**Rows:**
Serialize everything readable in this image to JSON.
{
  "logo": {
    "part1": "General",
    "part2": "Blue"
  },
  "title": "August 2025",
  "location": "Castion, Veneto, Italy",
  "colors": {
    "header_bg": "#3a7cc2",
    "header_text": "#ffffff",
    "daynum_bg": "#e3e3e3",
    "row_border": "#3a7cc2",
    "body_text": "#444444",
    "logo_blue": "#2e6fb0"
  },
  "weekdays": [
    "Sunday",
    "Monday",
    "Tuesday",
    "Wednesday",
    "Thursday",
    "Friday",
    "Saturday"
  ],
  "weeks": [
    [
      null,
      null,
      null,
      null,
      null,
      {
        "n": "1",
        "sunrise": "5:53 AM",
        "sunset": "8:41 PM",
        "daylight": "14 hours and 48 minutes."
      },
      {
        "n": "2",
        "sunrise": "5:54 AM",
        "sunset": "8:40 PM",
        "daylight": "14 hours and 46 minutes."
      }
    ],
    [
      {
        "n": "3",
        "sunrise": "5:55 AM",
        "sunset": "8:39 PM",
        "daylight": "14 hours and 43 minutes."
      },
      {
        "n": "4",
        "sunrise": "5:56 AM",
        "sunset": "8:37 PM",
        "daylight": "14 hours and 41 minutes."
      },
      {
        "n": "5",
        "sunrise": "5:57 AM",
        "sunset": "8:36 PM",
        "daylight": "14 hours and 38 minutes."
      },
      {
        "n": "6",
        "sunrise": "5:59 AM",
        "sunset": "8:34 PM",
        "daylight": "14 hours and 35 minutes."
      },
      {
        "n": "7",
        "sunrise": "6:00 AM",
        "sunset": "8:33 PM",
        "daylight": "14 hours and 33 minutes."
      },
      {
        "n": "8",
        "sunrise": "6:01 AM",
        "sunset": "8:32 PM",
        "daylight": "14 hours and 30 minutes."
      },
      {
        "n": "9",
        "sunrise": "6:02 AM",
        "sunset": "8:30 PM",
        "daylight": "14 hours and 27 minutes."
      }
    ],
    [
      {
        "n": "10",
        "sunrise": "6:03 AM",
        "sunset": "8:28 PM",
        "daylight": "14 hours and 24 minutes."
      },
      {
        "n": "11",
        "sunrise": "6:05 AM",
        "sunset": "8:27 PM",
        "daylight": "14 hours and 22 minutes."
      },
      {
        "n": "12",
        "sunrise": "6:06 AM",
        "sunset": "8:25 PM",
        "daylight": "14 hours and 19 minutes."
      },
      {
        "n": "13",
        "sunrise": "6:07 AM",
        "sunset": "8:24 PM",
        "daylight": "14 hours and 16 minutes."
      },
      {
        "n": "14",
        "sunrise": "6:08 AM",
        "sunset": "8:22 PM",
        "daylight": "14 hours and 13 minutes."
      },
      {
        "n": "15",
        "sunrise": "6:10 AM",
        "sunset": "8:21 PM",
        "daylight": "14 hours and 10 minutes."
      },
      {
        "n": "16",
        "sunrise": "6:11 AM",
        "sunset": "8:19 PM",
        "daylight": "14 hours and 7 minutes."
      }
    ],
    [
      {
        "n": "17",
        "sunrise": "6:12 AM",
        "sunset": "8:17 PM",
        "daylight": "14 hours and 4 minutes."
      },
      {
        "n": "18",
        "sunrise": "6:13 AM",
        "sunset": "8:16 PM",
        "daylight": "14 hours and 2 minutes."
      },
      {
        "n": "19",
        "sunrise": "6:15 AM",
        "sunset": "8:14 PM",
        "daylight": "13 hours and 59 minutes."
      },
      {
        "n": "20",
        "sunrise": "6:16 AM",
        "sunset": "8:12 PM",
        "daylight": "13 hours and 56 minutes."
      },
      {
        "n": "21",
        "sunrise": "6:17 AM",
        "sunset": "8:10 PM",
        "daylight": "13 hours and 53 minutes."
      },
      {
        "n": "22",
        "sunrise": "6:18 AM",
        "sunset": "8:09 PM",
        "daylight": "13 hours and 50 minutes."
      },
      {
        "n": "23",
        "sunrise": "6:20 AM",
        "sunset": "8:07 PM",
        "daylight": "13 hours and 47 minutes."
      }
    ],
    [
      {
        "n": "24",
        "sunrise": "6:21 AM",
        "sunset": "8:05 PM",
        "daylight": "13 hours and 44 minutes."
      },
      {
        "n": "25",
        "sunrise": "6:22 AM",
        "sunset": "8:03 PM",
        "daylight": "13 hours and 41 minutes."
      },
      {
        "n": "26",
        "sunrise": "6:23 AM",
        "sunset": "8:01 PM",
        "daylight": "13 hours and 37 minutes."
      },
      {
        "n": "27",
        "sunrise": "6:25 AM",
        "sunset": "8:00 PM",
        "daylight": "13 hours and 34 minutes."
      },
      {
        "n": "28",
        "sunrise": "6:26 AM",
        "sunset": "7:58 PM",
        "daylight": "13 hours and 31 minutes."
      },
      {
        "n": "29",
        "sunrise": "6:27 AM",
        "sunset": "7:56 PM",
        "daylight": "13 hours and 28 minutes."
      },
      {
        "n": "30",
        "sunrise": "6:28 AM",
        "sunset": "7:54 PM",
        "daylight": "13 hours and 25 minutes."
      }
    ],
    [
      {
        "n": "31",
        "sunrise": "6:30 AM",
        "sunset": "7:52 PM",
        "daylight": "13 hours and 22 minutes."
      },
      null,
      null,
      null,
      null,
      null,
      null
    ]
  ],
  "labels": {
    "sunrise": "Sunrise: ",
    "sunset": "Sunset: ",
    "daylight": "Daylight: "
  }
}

**Task objective:** Above are some records; extract every one of them exactly.

**Full response:**
Serialize everything readable in this image to JSON.
{
  "logo": {
    "part1": "General",
    "part2": "Blue"
  },
  "title": "August 2025",
  "location": "Castion, Veneto, Italy",
  "colors": {
    "header_bg": "#3a7cc2",
    "header_text": "#ffffff",
    "daynum_bg": "#e3e3e3",
    "row_border": "#3a7cc2",
    "body_text": "#444444",
    "logo_blue": "#2e6fb0"
  },
  "weekdays": [
    "Sunday",
    "Monday",
    "Tuesday",
    "Wednesday",
    "Thursday",
    "Friday",
    "Saturday"
  ],
  "weeks": [
    [
      null,
      null,
      null,
      null,
      null,
      {
        "n": "1",
        "sunrise": "5:53 AM",
        "sunset": "8:41 PM",
        "daylight": "14 hours and 48 minutes."
      },
      {
        "n": "2",
        "sunrise": "5:54 AM",
        "sunset": "8:40 PM",
        "daylight": "14 hours and 46 minutes."
      }
    ],
    [
      {
        "n": "3",
        "sunrise": "5:55 AM",
        "sunset": "8:39 PM",
        "daylight": "14 hours and 43 minutes."
      },
      {
        "n": "4",
        "sunrise": "5:56 AM",
        "sunset": "8:37 PM",
        "daylight": "14 hours and 41 minutes."
      },
      {
        "n": "5",
        "sunrise": "5:57 AM",
        "sunset": "8:36 PM",
        "daylight": "14 hours and 38 minutes."
      },
      {
        "n": "6",
        "sunrise": "5:59 AM",
        "sunset": "8:34 PM",
        "daylight": "14 hours and 35 minutes."
      },
      {
        "n": "7",
        "sunrise": "6:00 AM",
        "sunset": "8:33 PM",
        "daylight": "14 hours and 33 minutes."
      },
      {
        "n": "8",
        "sunrise": "6:01 AM",
        "sunset": "8:32 PM",
        "daylight": "14 hours and 30 minutes."
      },
      {
        "n": "9",
        "sunrise": "6:02 AM",
        "sunset": "8:30 PM",
        "daylight": "14 hours and 27 minutes."
      }
    ],
    [
      {
        "n": "10",
        "sunrise": "6:03 AM",
        "sunset": "8:28 PM",
        "daylight": "14 hours and 24 minutes."
      },
      {
        "n": "11",
        "sunrise": "6:05 AM",
        "sunset": "8:27 PM",
        "daylight": "14 hours and 22 minutes."
      },
      {
        "n": "12",
        "sunrise": "6:06 AM",
        "sunset": "8:25 PM",
        "daylight": "14 hours and 19 minutes."
      },
      {
        "n": "13",
        "sunrise": "6:07 AM",
        "sunset": "8:24 PM",
        "daylight": "14 hours and 16 minutes."
      },
      {
        "n": "14",
        "sunrise": "6:08 AM",
        "sunset": "8:22 PM",
        "daylight": "14 hours and 13 minutes."
      },
      {
        "n": "15",
        "sunrise": "6:10 AM",
        "sunset": "8:21 PM",
        "daylight": "14 hours and 10 minutes."
      },
      {
        "n": "16",
        "sunrise": "6:11 AM",
        "sunset": "8:19 PM",
        "daylight": "14 hours and 7 minutes."
      }
    ],
    [
      {
        "n": "17",
        "sunrise": "6:12 AM",
        "sunset": "8:17 PM",
        "daylight": "14 hours and 4 minutes."
      },
      {
        "n": "18",
        "sunrise": "6:13 AM",
        "sunset": "8:16 PM",
        "daylight": "14 hours and 2 minutes."
      },
      {
        "n": "19",
        "sunrise": "6:15 AM",
        "sunset": "8:14 PM",
        "daylight": "13 hours and 59 minutes."
      },
      {
        "n": "20",
        "sunrise": "6:16 AM",
        "sunset": "8:12 PM",
        "daylight": "13 hours and 56 minutes."
      },
      {
        "n": "21",
        "sunrise": "6:17 AM",
        "sunset": "8:10 PM",
        "daylight": "13 hours and 53 minutes."
      },
      {
        "n": "22",
        "sunrise": "6:18 AM",
        "sunset": "8:09 PM",
        "daylight": "13 hours and 50 minutes."
      },
      {
        "n": "23",
        "sunrise": "6:20 AM",
        "sunset": "8:07 PM",
        "daylight": "13 hours and 47 minutes."
      }
    ],
    [
      {
        "n": "24",
        "sunrise": "6:21 AM",
        "sunset": "8:05 PM",
        "daylight": "13 hours and 44 minutes."
      },
      {
        "n": "25",
        "sunrise": "6:22 AM",
        "sunset": "8:03 PM",
        "daylight": "13 hours and 41 minutes."
      },
      {
        "n": "26",
        "sunrise": "6:23 AM",
        "sunset": "8:01 PM",
        "daylight": "13 hours and 37 minutes."
      },
      {
        "n": "27",
        "sunrise": "6:25 AM",
        "sunset": "8:00 PM",
        "daylight": "13 hours and 34 minutes."
      },
      {
        "n": "28",
        "sunrise": "6:26 AM",
        "sunset": "7:58 PM",
        "daylight": "13 hours and 31 minutes."
      },
      {
        "n": "29",
        "sunrise": "6:27 AM",
        "sunset": "7:56 PM",
        "daylight": "13 hours and 28 minutes."
      },
      {
        "n": "30",
        "sunrise": "6:28 AM",
        "sunset": "7:54 PM",
        "daylight": "13 hours and 25 minutes."
      }
    ],
    [
      {
        "n": "31",
        "sunrise": "6:30 AM",
        "sunset": "7:52 PM",
        "daylight": "13 hours and 22 minutes."
      },
      null,
      null,
      null,
      null,
      null,
      null
    ]
  ],
  "labels": {
    "sunrise": "Sunrise: ",
    "sunset": "Sunset: ",
    "daylight": "Daylight: "
  }
}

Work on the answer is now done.